**Task:** Reproduce the passage of the Atlanta blog entry word for word, starting at "While your skills" and ending after "for him. Hmph.".
## Start Source extract
2004-07-28

Week 2 in Atlanta

I got a card in the mail today. Here's what it says:

------------------

Dear Applicant,

Re: Application for Employment

We are in receipt of your application for employment with Urban Outfitters, Inc.

While your skills and experience are impressive, we have chosen an applicant who more closely meets the needs of the business. However we would like to keep your application on file and should other suitable positions arise in the future, we will contact you.

We would like to take this opportunity to thank you for your interest in Urban Outfitters, Inc., and pass on our best wishes for a successful job search.

-------------------

That makes me sad. Also, The Cure is playing in Atlanta tomorrow, and money is low, so James and I don't get to go. However, this girl Josh has a crush on bought him a ticket, so he gets to go. :( It makes me sad that James and I are the responsible ones, and Josh is an irresponsible low-life bum (friend of mine that he is, it's the honest truth), but it's paying off for him. Hmph.

Last night Mary Ann and I drank a bunch (I didn't get sick, though!!) and had girlfriend bonding time. It feels so good to have a local girlfriend. It's been a year since I've had anything like that. I mean, I have great girlfriends (Desiree, Kim, Allison), but it's not quite the same. I consider Desiree one of my best friends in the world, and she's first in line (after relatives) for my maids of honor spots (should it ever occur that someone wants to marry me, I mean) but it's not quite the same now that we live hours away from each other. It kind of makes hottubbing together difficult. Kim and I are still close, but she's so busy with school, Dusty, and work that we're lucky if we get uninterrupted phone calls, let alone hang out time. And Allison is simply kickass and I love her, but there are some things she can't relate to when we talk. For the past year, whenever I've had any sort of relationship problems, I've mainly had to figure it all out on my own. It's nice to be able to chat with someone who's going through the same things. And it doesn't hurt that we live 30 seconds from each other, either. Or that she's a hairstylist and I want to be a makeup artist. OR that our respective boyfriends (that's right, though we're "just dating," James still refers to me as his girlfriend) are best friends and have boy talks about us, either. It's super cute, actually. I love it. We sang Disney theme songs at the top of our lungs and giggled like little girls last night. I'm proud to say that I've only lived here for two weeks, and already I've had a security guard come up to say someone complained about the music, could I please turn it down. It was funny. And best of all, I didn't get sick! However, I am keeping away from the elevator. It makes me dizzy.
## End Source extract
## Start Information shown
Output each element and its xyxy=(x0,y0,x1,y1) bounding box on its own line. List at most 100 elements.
## End Information shown
## Start Information shown
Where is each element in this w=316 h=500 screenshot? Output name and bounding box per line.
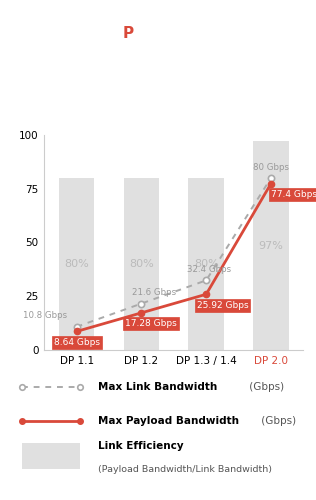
## End Information shown
**The output:**
While your skills and experience are impressive, we have chosen an applicant who more closely meets the needs of the business. However we would like to keep your application on file and should other suitable positions arise in the future, we will contact you.

We would like to take this opportunity to thank you for your interest in Urban Outfitters, Inc., and pass on our best wishes for a successful job search.

-------------------

That makes me sad. Also, The Cure is playing in Atlanta tomorrow, and money is low, so James and I don't get to go. However, this girl Josh has a crush on bought him a ticket, so he gets to go. :( It makes me sad that James and I are the responsible ones, and Josh is an irresponsible low-life bum (friend of mine that he is, it's the honest truth), but it's paying off for him. Hmph.